# [Excerpted records]

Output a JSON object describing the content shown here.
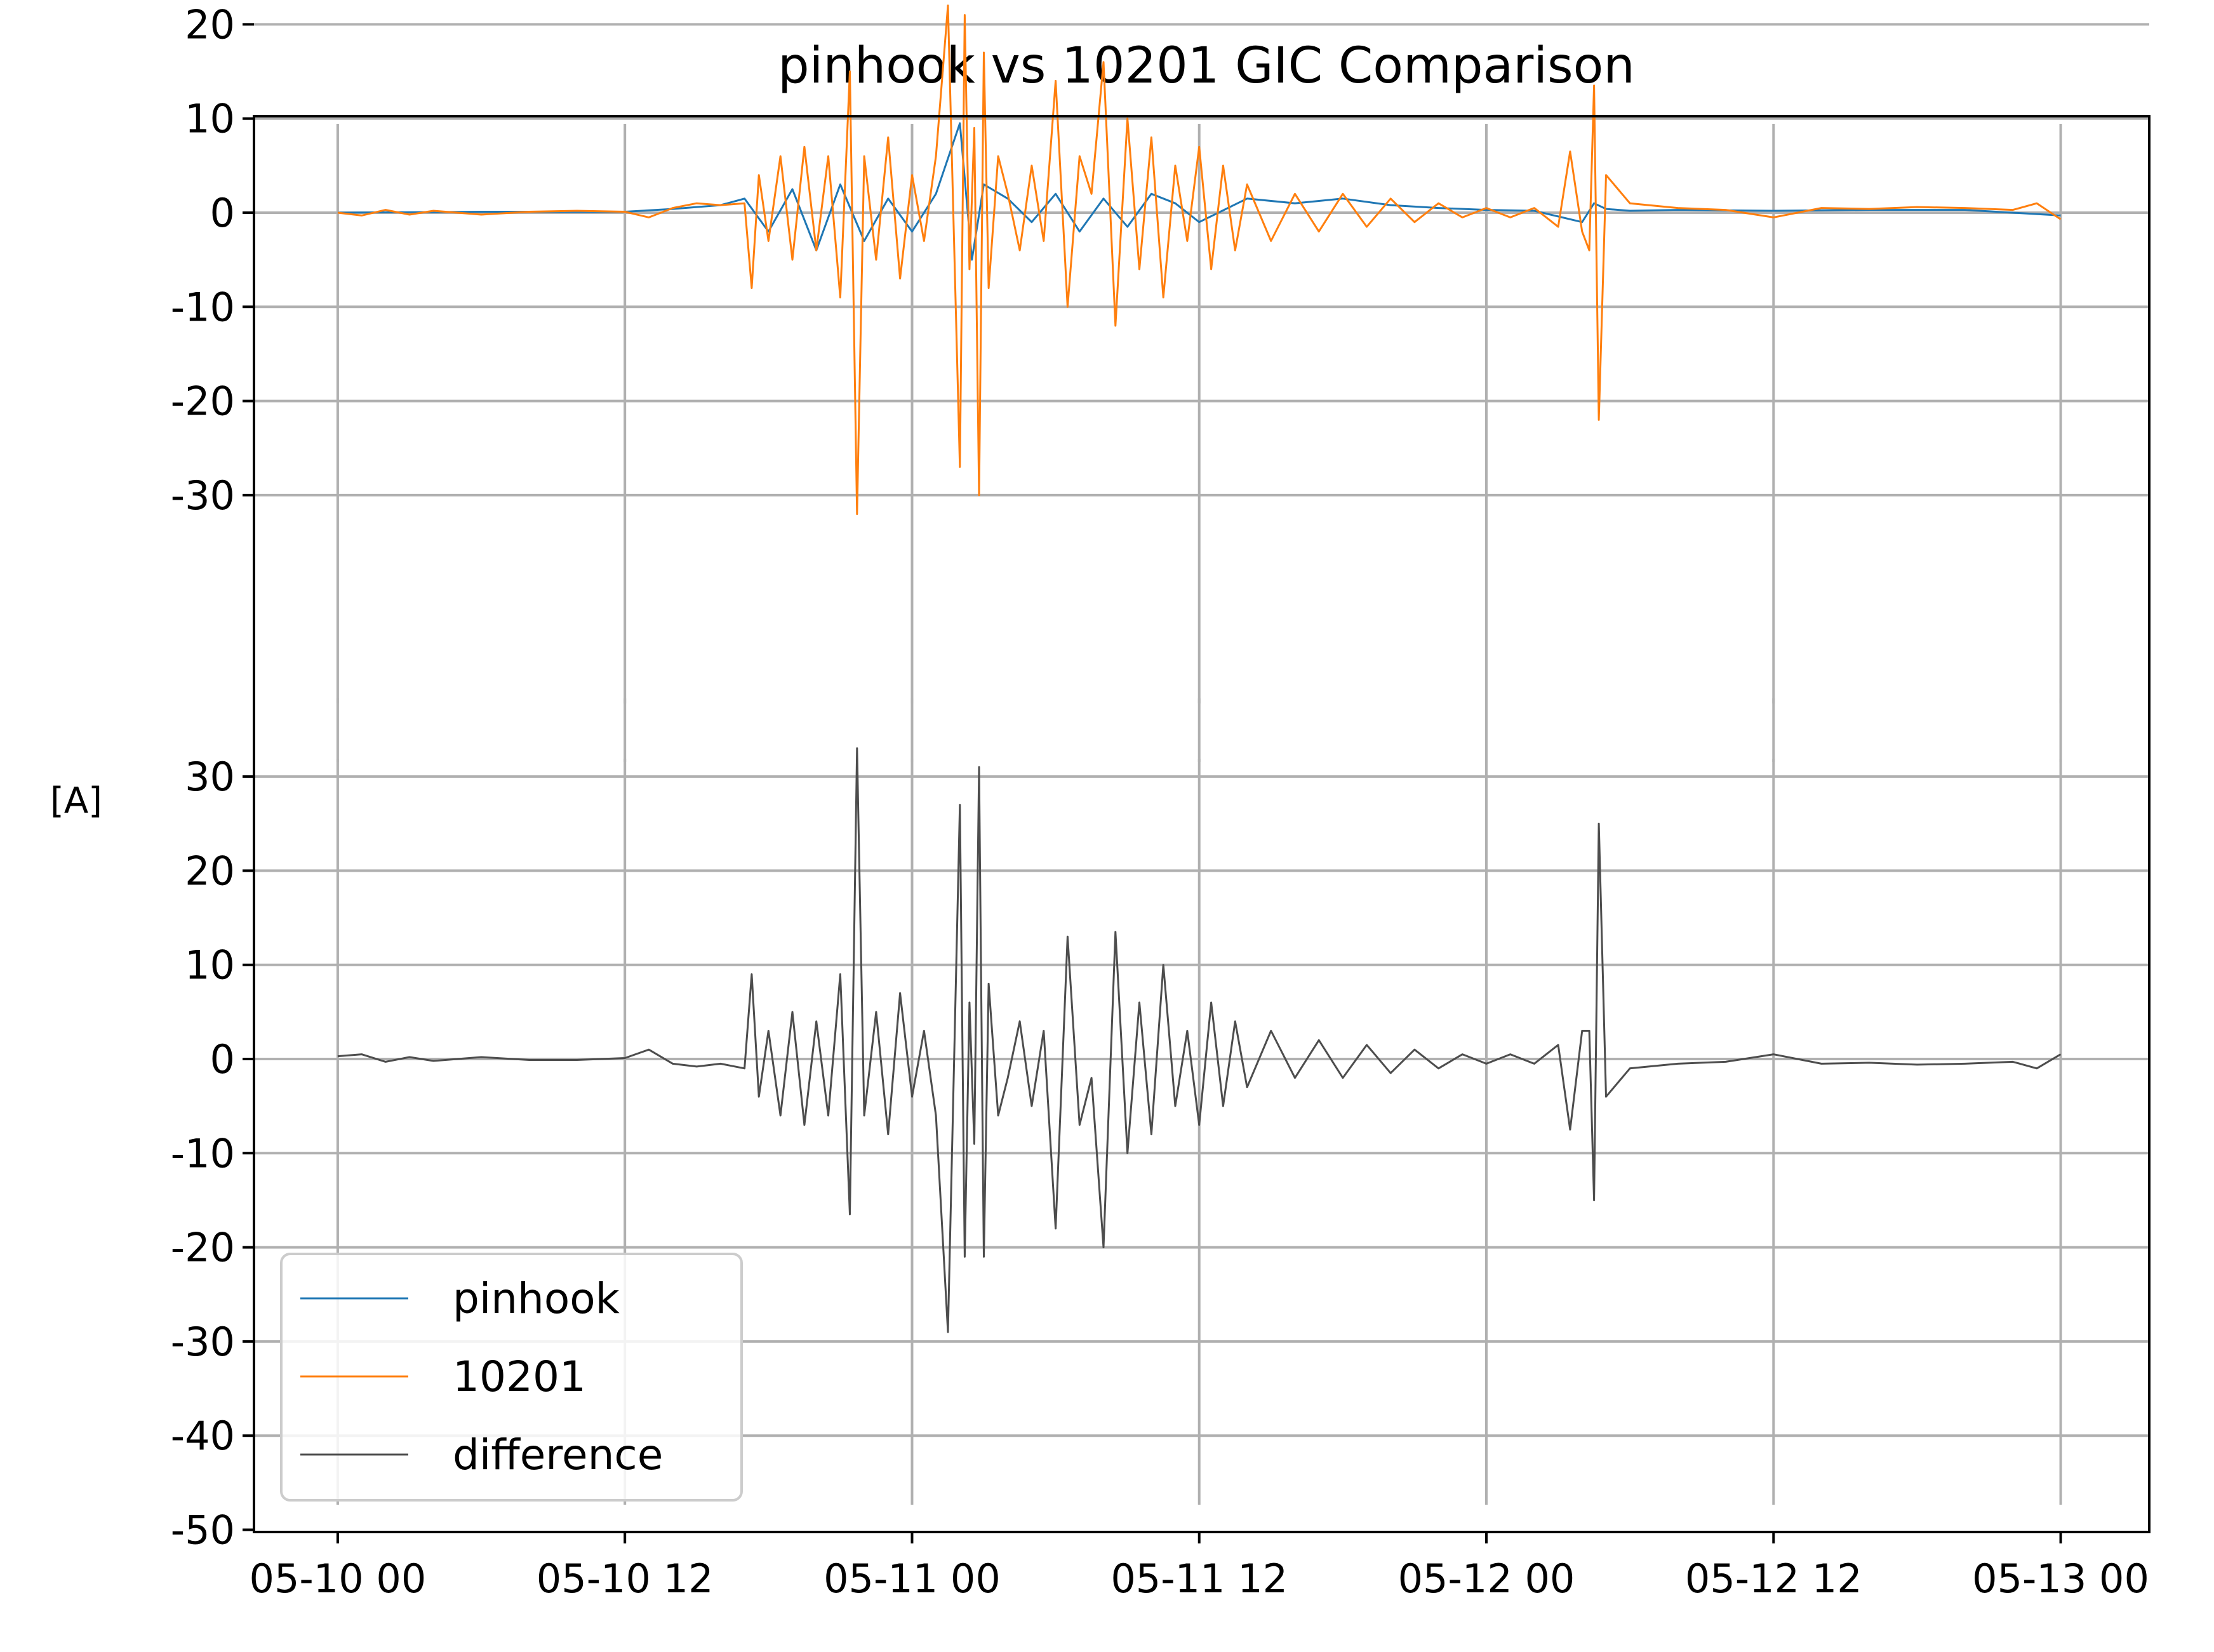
{
  "chart_data": {
    "type": "line",
    "title": "pinhook vs 10201 GIC Comparison",
    "ylabel": "[A]",
    "xlabel": "",
    "x_tick_labels": [
      "05-10 00",
      "05-10 12",
      "05-11 00",
      "05-11 12",
      "05-12 00",
      "05-12 12",
      "05-13 00"
    ],
    "x_tick_hours": [
      0,
      12,
      24,
      36,
      48,
      60,
      72
    ],
    "xlim_hours": [
      -3.5,
      75.7
    ],
    "ylim": [
      -50,
      30
    ],
    "y_ticks": [
      -50,
      -40,
      -30,
      -20,
      -10,
      0,
      10,
      20
    ],
    "y_tick_labels": [
      "-50",
      "-40",
      "-30",
      "-20",
      "-10",
      "0",
      "10",
      "20"
    ],
    "lower_y_ticks": [
      30,
      20,
      10,
      0,
      -10,
      -20,
      -30,
      -40,
      -50
    ],
    "lower_y_tick_labels": [
      "30",
      "20",
      "10",
      "0",
      "-10",
      "-20",
      "-30",
      "-40",
      "-50"
    ],
    "grid": true,
    "legend_position": "lower-left",
    "panels": [
      {
        "id": "top",
        "ylim": [
          -32.5,
          30
        ],
        "y_ticks": [
          20,
          10,
          0,
          -10,
          -20,
          -30
        ],
        "y_tick_labels": [
          "20",
          "10",
          "0",
          "-10",
          "-20",
          "-30"
        ]
      },
      {
        "id": "bottom",
        "ylim": [
          -50,
          35
        ],
        "y_ticks": [
          30,
          20,
          10,
          0,
          -10,
          -20,
          -30,
          -40,
          -50
        ],
        "y_tick_labels": [
          "30",
          "20",
          "10",
          "0",
          "-10",
          "-20",
          "-30",
          "-40",
          "-50"
        ]
      }
    ],
    "series": [
      {
        "name": "pinhook",
        "color": "#1f77b4",
        "panel": "top",
        "x_hours": [
          0,
          6,
          12,
          14,
          16,
          17,
          18,
          19,
          20,
          21,
          22,
          23,
          24,
          25,
          26,
          26.5,
          27,
          28,
          29,
          30,
          31,
          32,
          33,
          34,
          35,
          36,
          38,
          40,
          42,
          44,
          46,
          48,
          50,
          52,
          52.5,
          53,
          54,
          56,
          60,
          64,
          68,
          72
        ],
        "values": [
          0,
          0.1,
          0.1,
          0.4,
          0.8,
          1.5,
          -2,
          2.5,
          -4,
          3,
          -3,
          1.5,
          -2,
          2,
          9.5,
          -5,
          3,
          1.5,
          -1,
          2,
          -2,
          1.5,
          -1.5,
          2,
          1,
          -1,
          1.5,
          1,
          1.5,
          0.8,
          0.5,
          0.3,
          0.2,
          -1,
          1,
          0.4,
          0.2,
          0.3,
          0.2,
          0.3,
          0.3,
          -0.3
        ]
      },
      {
        "name": "10201",
        "color": "#ff7f0e",
        "panel": "top",
        "x_hours": [
          0,
          1,
          2,
          3,
          4,
          6,
          8,
          10,
          12,
          13,
          14,
          15,
          16,
          17,
          17.3,
          17.6,
          18,
          18.5,
          19,
          19.5,
          20,
          20.5,
          21,
          21.4,
          21.7,
          22,
          22.5,
          23,
          23.5,
          24,
          24.5,
          25,
          25.5,
          26,
          26.2,
          26.4,
          26.6,
          26.8,
          27,
          27.2,
          27.6,
          28,
          28.5,
          29,
          29.5,
          30,
          30.5,
          31,
          31.5,
          32,
          32.5,
          33,
          33.5,
          34,
          34.5,
          35,
          35.5,
          36,
          36.5,
          37,
          37.5,
          38,
          39,
          40,
          41,
          42,
          43,
          44,
          45,
          46,
          47,
          48,
          49,
          50,
          51,
          51.5,
          52,
          52.3,
          52.5,
          52.7,
          53,
          54,
          56,
          58,
          60,
          62,
          64,
          66,
          68,
          70,
          71,
          72
        ],
        "values": [
          0,
          -0.3,
          0.3,
          -0.2,
          0.2,
          -0.2,
          0.1,
          0.2,
          0.1,
          -0.5,
          0.5,
          1,
          0.8,
          1,
          -8,
          4,
          -3,
          6,
          -5,
          7,
          -4,
          6,
          -9,
          15,
          -32,
          6,
          -5,
          8,
          -7,
          4,
          -3,
          6,
          22,
          -27,
          21,
          -6,
          9,
          -30,
          17,
          -8,
          6,
          2,
          -4,
          5,
          -3,
          14,
          -10,
          6,
          2,
          16,
          -12,
          10,
          -6,
          8,
          -9,
          5,
          -3,
          7,
          -6,
          5,
          -4,
          3,
          -3,
          2,
          -2,
          2,
          -1.5,
          1.5,
          -1,
          1,
          -0.5,
          0.5,
          -0.5,
          0.5,
          -1.5,
          6.5,
          -2,
          -4,
          13.5,
          -22,
          4,
          1,
          0.5,
          0.3,
          -0.5,
          0.5,
          0.4,
          0.6,
          0.5,
          0.3,
          1,
          -0.7
        ]
      },
      {
        "name": "difference",
        "color": "#4d4d4d",
        "panel": "bottom",
        "x_hours": [
          0,
          1,
          2,
          3,
          4,
          6,
          8,
          10,
          12,
          13,
          14,
          15,
          16,
          17,
          17.3,
          17.6,
          18,
          18.5,
          19,
          19.5,
          20,
          20.5,
          21,
          21.4,
          21.7,
          22,
          22.5,
          23,
          23.5,
          24,
          24.5,
          25,
          25.5,
          26,
          26.2,
          26.4,
          26.6,
          26.8,
          27,
          27.2,
          27.6,
          28,
          28.5,
          29,
          29.5,
          30,
          30.5,
          31,
          31.5,
          32,
          32.5,
          33,
          33.5,
          34,
          34.5,
          35,
          35.5,
          36,
          36.5,
          37,
          37.5,
          38,
          39,
          40,
          41,
          42,
          43,
          44,
          45,
          46,
          47,
          48,
          49,
          50,
          51,
          51.5,
          52,
          52.3,
          52.5,
          52.7,
          53,
          54,
          56,
          58,
          60,
          62,
          64,
          66,
          68,
          70,
          71,
          72
        ],
        "values": [
          0.3,
          0.5,
          -0.3,
          0.2,
          -0.2,
          0.2,
          -0.1,
          -0.1,
          0.1,
          1,
          -0.5,
          -0.8,
          -0.5,
          -1,
          9,
          -4,
          3,
          -6,
          5,
          -7,
          4,
          -6,
          9,
          -16.5,
          33,
          -6,
          5,
          -8,
          7,
          -4,
          3,
          -6,
          -29,
          27,
          -21,
          6,
          -9,
          31,
          -21,
          8,
          -6,
          -2,
          4,
          -5,
          3,
          -18,
          13,
          -7,
          -2,
          -20,
          13.5,
          -10,
          6,
          -8,
          10,
          -5,
          3,
          -7,
          6,
          -5,
          4,
          -3,
          3,
          -2,
          2,
          -2,
          1.5,
          -1.5,
          1,
          -1,
          0.5,
          -0.5,
          0.5,
          -0.5,
          1.5,
          -7.5,
          3,
          3,
          -15,
          25,
          -4,
          -1,
          -0.5,
          -0.3,
          0.5,
          -0.5,
          -0.4,
          -0.6,
          -0.5,
          -0.3,
          -1,
          0.5
        ]
      }
    ],
    "legend": [
      {
        "name": "pinhook",
        "color": "#1f77b4"
      },
      {
        "name": "10201",
        "color": "#ff7f0e"
      },
      {
        "name": "difference",
        "color": "#4d4d4d"
      }
    ]
  }
}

# [Given problem]
Print all of the entries word for word. Skip any images they contain.

# [Full response]
Output a JSON object describing the content shown here.
{
  "chart_data": {
    "type": "line",
    "title": "pinhook vs 10201 GIC Comparison",
    "ylabel": "[A]",
    "xlabel": "",
    "x_tick_labels": [
      "05-10 00",
      "05-10 12",
      "05-11 00",
      "05-11 12",
      "05-12 00",
      "05-12 12",
      "05-13 00"
    ],
    "x_tick_hours": [
      0,
      12,
      24,
      36,
      48,
      60,
      72
    ],
    "xlim_hours": [
      -3.5,
      75.7
    ],
    "ylim": [
      -50,
      30
    ],
    "y_ticks": [
      -50,
      -40,
      -30,
      -20,
      -10,
      0,
      10,
      20
    ],
    "y_tick_labels": [
      "-50",
      "-40",
      "-30",
      "-20",
      "-10",
      "0",
      "10",
      "20"
    ],
    "lower_y_ticks": [
      30,
      20,
      10,
      0,
      -10,
      -20,
      -30,
      -40,
      -50
    ],
    "lower_y_tick_labels": [
      "30",
      "20",
      "10",
      "0",
      "-10",
      "-20",
      "-30",
      "-40",
      "-50"
    ],
    "grid": true,
    "legend_position": "lower-left",
    "panels": [
      {
        "id": "top",
        "ylim": [
          -32.5,
          30
        ],
        "y_ticks": [
          20,
          10,
          0,
          -10,
          -20,
          -30
        ],
        "y_tick_labels": [
          "20",
          "10",
          "0",
          "-10",
          "-20",
          "-30"
        ]
      },
      {
        "id": "bottom",
        "ylim": [
          -50,
          35
        ],
        "y_ticks": [
          30,
          20,
          10,
          0,
          -10,
          -20,
          -30,
          -40,
          -50
        ],
        "y_tick_labels": [
          "30",
          "20",
          "10",
          "0",
          "-10",
          "-20",
          "-30",
          "-40",
          "-50"
        ]
      }
    ],
    "series": [
      {
        "name": "pinhook",
        "color": "#1f77b4",
        "panel": "top",
        "x_hours": [
          0,
          6,
          12,
          14,
          16,
          17,
          18,
          19,
          20,
          21,
          22,
          23,
          24,
          25,
          26,
          26.5,
          27,
          28,
          29,
          30,
          31,
          32,
          33,
          34,
          35,
          36,
          38,
          40,
          42,
          44,
          46,
          48,
          50,
          52,
          52.5,
          53,
          54,
          56,
          60,
          64,
          68,
          72
        ],
        "values": [
          0,
          0.1,
          0.1,
          0.4,
          0.8,
          1.5,
          -2,
          2.5,
          -4,
          3,
          -3,
          1.5,
          -2,
          2,
          9.5,
          -5,
          3,
          1.5,
          -1,
          2,
          -2,
          1.5,
          -1.5,
          2,
          1,
          -1,
          1.5,
          1,
          1.5,
          0.8,
          0.5,
          0.3,
          0.2,
          -1,
          1,
          0.4,
          0.2,
          0.3,
          0.2,
          0.3,
          0.3,
          -0.3
        ]
      },
      {
        "name": "10201",
        "color": "#ff7f0e",
        "panel": "top",
        "x_hours": [
          0,
          1,
          2,
          3,
          4,
          6,
          8,
          10,
          12,
          13,
          14,
          15,
          16,
          17,
          17.3,
          17.6,
          18,
          18.5,
          19,
          19.5,
          20,
          20.5,
          21,
          21.4,
          21.7,
          22,
          22.5,
          23,
          23.5,
          24,
          24.5,
          25,
          25.5,
          26,
          26.2,
          26.4,
          26.6,
          26.8,
          27,
          27.2,
          27.6,
          28,
          28.5,
          29,
          29.5,
          30,
          30.5,
          31,
          31.5,
          32,
          32.5,
          33,
          33.5,
          34,
          34.5,
          35,
          35.5,
          36,
          36.5,
          37,
          37.5,
          38,
          39,
          40,
          41,
          42,
          43,
          44,
          45,
          46,
          47,
          48,
          49,
          50,
          51,
          51.5,
          52,
          52.3,
          52.5,
          52.7,
          53,
          54,
          56,
          58,
          60,
          62,
          64,
          66,
          68,
          70,
          71,
          72
        ],
        "values": [
          0,
          -0.3,
          0.3,
          -0.2,
          0.2,
          -0.2,
          0.1,
          0.2,
          0.1,
          -0.5,
          0.5,
          1,
          0.8,
          1,
          -8,
          4,
          -3,
          6,
          -5,
          7,
          -4,
          6,
          -9,
          15,
          -32,
          6,
          -5,
          8,
          -7,
          4,
          -3,
          6,
          22,
          -27,
          21,
          -6,
          9,
          -30,
          17,
          -8,
          6,
          2,
          -4,
          5,
          -3,
          14,
          -10,
          6,
          2,
          16,
          -12,
          10,
          -6,
          8,
          -9,
          5,
          -3,
          7,
          -6,
          5,
          -4,
          3,
          -3,
          2,
          -2,
          2,
          -1.5,
          1.5,
          -1,
          1,
          -0.5,
          0.5,
          -0.5,
          0.5,
          -1.5,
          6.5,
          -2,
          -4,
          13.5,
          -22,
          4,
          1,
          0.5,
          0.3,
          -0.5,
          0.5,
          0.4,
          0.6,
          0.5,
          0.3,
          1,
          -0.7
        ]
      },
      {
        "name": "difference",
        "color": "#4d4d4d",
        "panel": "bottom",
        "x_hours": [
          0,
          1,
          2,
          3,
          4,
          6,
          8,
          10,
          12,
          13,
          14,
          15,
          16,
          17,
          17.3,
          17.6,
          18,
          18.5,
          19,
          19.5,
          20,
          20.5,
          21,
          21.4,
          21.7,
          22,
          22.5,
          23,
          23.5,
          24,
          24.5,
          25,
          25.5,
          26,
          26.2,
          26.4,
          26.6,
          26.8,
          27,
          27.2,
          27.6,
          28,
          28.5,
          29,
          29.5,
          30,
          30.5,
          31,
          31.5,
          32,
          32.5,
          33,
          33.5,
          34,
          34.5,
          35,
          35.5,
          36,
          36.5,
          37,
          37.5,
          38,
          39,
          40,
          41,
          42,
          43,
          44,
          45,
          46,
          47,
          48,
          49,
          50,
          51,
          51.5,
          52,
          52.3,
          52.5,
          52.7,
          53,
          54,
          56,
          58,
          60,
          62,
          64,
          66,
          68,
          70,
          71,
          72
        ],
        "values": [
          0.3,
          0.5,
          -0.3,
          0.2,
          -0.2,
          0.2,
          -0.1,
          -0.1,
          0.1,
          1,
          -0.5,
          -0.8,
          -0.5,
          -1,
          9,
          -4,
          3,
          -6,
          5,
          -7,
          4,
          -6,
          9,
          -16.5,
          33,
          -6,
          5,
          -8,
          7,
          -4,
          3,
          -6,
          -29,
          27,
          -21,
          6,
          -9,
          31,
          -21,
          8,
          -6,
          -2,
          4,
          -5,
          3,
          -18,
          13,
          -7,
          -2,
          -20,
          13.5,
          -10,
          6,
          -8,
          10,
          -5,
          3,
          -7,
          6,
          -5,
          4,
          -3,
          3,
          -2,
          2,
          -2,
          1.5,
          -1.5,
          1,
          -1,
          0.5,
          -0.5,
          0.5,
          -0.5,
          1.5,
          -7.5,
          3,
          3,
          -15,
          25,
          -4,
          -1,
          -0.5,
          -0.3,
          0.5,
          -0.5,
          -0.4,
          -0.6,
          -0.5,
          -0.3,
          -1,
          0.5
        ]
      }
    ],
    "legend": [
      {
        "name": "pinhook",
        "color": "#1f77b4"
      },
      {
        "name": "10201",
        "color": "#ff7f0e"
      },
      {
        "name": "difference",
        "color": "#4d4d4d"
      }
    ]
  }
}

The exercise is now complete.